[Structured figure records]
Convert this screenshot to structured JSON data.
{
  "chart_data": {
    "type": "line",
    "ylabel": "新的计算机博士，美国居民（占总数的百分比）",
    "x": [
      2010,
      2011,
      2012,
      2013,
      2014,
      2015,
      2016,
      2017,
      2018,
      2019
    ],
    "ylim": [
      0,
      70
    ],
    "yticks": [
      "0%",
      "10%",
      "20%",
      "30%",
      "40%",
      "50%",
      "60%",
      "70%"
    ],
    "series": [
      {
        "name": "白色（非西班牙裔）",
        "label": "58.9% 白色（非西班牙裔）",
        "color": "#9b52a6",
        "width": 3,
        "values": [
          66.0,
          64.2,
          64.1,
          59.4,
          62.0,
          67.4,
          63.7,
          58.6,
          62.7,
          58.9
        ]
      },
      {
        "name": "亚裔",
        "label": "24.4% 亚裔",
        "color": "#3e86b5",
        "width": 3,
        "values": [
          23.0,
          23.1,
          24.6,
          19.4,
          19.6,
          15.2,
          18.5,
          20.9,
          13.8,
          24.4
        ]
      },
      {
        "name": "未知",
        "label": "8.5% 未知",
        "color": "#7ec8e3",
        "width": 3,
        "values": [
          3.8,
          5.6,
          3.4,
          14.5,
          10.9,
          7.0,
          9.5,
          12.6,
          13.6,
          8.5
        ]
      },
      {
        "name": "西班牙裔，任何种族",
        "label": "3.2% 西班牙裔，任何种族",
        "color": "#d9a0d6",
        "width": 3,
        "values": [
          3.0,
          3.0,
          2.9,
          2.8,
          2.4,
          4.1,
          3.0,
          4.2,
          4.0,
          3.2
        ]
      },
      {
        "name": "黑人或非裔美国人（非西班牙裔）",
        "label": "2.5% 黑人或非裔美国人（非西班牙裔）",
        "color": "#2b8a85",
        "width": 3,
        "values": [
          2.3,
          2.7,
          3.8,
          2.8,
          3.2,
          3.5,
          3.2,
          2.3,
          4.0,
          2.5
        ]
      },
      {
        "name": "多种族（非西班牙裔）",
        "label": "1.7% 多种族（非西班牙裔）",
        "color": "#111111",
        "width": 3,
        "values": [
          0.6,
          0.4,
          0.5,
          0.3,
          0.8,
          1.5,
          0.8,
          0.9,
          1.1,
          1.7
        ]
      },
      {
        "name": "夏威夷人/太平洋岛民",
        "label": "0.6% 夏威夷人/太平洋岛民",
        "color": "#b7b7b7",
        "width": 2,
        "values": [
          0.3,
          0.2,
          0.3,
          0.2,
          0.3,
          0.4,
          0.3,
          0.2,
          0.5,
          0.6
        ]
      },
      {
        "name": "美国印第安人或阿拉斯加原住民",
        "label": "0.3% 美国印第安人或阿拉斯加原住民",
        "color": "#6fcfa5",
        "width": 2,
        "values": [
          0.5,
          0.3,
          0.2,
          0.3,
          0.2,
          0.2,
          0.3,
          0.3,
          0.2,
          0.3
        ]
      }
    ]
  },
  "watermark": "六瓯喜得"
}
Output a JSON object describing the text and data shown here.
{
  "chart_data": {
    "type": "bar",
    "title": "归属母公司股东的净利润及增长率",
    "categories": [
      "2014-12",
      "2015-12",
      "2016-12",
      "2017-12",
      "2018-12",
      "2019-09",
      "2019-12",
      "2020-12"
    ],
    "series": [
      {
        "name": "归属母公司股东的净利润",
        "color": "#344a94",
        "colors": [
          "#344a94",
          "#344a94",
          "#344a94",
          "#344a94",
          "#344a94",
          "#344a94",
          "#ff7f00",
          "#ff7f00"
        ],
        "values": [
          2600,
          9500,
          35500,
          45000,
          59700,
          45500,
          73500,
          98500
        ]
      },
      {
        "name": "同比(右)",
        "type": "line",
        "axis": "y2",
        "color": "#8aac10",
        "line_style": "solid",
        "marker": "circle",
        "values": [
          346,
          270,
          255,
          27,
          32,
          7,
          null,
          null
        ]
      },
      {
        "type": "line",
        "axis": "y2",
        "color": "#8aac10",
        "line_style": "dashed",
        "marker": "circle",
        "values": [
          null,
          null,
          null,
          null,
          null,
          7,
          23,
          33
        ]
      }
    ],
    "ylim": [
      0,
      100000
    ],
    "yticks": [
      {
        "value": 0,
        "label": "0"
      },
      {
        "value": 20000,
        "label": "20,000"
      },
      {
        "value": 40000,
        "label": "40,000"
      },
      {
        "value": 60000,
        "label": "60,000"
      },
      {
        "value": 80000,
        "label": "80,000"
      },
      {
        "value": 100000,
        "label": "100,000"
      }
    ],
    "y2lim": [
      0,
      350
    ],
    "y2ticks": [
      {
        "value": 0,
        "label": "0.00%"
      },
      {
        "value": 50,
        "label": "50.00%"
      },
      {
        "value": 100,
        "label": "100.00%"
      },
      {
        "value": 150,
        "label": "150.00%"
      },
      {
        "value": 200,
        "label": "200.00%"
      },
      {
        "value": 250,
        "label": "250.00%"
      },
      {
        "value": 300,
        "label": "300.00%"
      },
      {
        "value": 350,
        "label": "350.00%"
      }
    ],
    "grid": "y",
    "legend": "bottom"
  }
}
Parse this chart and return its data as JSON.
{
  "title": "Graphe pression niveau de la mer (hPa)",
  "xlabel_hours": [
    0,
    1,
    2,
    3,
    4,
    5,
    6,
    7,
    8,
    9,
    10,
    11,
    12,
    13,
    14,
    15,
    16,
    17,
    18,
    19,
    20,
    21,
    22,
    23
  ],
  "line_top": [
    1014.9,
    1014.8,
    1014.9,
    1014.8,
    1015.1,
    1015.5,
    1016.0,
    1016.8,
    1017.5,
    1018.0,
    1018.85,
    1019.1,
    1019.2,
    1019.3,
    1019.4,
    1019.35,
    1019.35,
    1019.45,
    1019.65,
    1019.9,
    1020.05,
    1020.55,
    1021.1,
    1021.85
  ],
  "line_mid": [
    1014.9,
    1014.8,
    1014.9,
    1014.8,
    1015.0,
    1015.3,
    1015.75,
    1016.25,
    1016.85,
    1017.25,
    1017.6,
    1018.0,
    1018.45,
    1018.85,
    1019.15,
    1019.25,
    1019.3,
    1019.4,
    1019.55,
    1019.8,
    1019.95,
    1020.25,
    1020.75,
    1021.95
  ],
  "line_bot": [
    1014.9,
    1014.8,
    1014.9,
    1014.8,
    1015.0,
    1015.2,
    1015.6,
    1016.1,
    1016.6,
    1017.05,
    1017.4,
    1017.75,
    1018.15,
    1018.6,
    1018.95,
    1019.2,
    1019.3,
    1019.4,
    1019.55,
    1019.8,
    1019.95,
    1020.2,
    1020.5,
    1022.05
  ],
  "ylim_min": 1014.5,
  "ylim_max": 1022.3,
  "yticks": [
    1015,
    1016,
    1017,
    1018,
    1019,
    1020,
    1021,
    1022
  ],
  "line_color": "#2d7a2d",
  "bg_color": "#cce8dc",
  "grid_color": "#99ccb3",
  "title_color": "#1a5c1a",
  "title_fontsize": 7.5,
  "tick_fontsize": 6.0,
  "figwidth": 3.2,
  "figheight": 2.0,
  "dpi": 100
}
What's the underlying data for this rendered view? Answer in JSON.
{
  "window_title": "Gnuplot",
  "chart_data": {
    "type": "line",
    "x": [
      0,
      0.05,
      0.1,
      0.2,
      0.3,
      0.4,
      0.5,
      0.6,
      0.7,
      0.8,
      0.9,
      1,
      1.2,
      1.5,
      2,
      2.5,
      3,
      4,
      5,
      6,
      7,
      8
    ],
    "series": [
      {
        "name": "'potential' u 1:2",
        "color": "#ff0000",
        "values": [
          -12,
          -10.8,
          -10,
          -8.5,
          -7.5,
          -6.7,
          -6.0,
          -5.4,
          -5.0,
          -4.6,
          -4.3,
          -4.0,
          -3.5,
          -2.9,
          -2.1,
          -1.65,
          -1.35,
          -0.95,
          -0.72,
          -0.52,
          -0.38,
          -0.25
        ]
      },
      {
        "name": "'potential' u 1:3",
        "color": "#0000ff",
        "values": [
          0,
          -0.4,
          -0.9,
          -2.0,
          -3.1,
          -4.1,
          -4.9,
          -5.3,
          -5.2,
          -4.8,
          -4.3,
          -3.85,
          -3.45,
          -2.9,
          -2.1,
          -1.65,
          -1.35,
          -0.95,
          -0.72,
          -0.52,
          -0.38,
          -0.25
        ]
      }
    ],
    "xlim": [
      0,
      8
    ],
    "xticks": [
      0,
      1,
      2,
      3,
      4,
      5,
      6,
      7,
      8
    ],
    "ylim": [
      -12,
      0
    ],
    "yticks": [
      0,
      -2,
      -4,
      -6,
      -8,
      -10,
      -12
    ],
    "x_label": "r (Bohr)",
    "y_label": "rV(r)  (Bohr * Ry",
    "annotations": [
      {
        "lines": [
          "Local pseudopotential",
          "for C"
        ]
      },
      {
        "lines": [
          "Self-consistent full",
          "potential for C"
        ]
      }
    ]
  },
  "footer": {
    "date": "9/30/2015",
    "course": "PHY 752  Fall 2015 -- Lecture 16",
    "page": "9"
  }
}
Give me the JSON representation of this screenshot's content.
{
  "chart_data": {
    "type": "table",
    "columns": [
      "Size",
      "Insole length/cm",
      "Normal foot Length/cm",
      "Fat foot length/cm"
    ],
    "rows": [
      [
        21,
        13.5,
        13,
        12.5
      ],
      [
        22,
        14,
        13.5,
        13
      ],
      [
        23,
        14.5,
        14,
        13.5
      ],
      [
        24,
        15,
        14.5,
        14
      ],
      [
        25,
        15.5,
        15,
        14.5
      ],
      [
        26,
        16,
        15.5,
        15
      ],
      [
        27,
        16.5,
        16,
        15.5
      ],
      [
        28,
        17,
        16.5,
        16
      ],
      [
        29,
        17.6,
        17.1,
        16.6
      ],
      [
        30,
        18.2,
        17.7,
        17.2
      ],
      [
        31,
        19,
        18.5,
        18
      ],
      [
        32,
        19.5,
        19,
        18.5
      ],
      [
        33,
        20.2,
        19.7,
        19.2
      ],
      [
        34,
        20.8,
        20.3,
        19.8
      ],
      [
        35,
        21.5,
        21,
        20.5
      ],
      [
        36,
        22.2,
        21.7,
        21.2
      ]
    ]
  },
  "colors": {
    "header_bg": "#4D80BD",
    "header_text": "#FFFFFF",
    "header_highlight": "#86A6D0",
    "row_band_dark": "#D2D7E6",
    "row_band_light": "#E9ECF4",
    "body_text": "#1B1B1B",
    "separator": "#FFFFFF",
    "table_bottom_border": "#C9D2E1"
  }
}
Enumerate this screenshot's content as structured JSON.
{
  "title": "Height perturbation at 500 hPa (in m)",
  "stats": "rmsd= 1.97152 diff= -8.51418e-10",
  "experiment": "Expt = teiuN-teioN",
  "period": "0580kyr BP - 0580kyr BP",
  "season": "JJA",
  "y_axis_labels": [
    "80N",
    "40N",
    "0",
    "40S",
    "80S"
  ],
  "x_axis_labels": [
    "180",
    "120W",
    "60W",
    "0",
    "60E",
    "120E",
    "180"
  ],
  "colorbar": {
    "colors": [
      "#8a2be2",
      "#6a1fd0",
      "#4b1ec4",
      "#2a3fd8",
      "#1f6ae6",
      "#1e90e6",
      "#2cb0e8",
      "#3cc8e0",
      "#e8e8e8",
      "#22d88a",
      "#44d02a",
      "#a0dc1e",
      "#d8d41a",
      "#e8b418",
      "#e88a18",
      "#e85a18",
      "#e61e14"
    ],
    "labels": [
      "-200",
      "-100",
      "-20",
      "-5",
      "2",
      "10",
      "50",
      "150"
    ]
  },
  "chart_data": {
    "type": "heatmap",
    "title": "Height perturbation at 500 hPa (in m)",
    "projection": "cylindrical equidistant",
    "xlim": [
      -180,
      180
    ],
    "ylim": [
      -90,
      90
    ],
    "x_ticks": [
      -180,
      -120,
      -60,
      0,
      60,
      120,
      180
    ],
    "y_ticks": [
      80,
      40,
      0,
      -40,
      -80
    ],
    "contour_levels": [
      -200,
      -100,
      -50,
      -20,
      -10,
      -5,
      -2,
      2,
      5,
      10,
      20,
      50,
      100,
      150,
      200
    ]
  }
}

TASK DIRECTIONS:
Identify each line in the entries with the word "content" and copy it.

CORRECT ANSWER:
Give me the JSON representation of this screenshot's content.
Enumerate this screenshot's content as structured JSON.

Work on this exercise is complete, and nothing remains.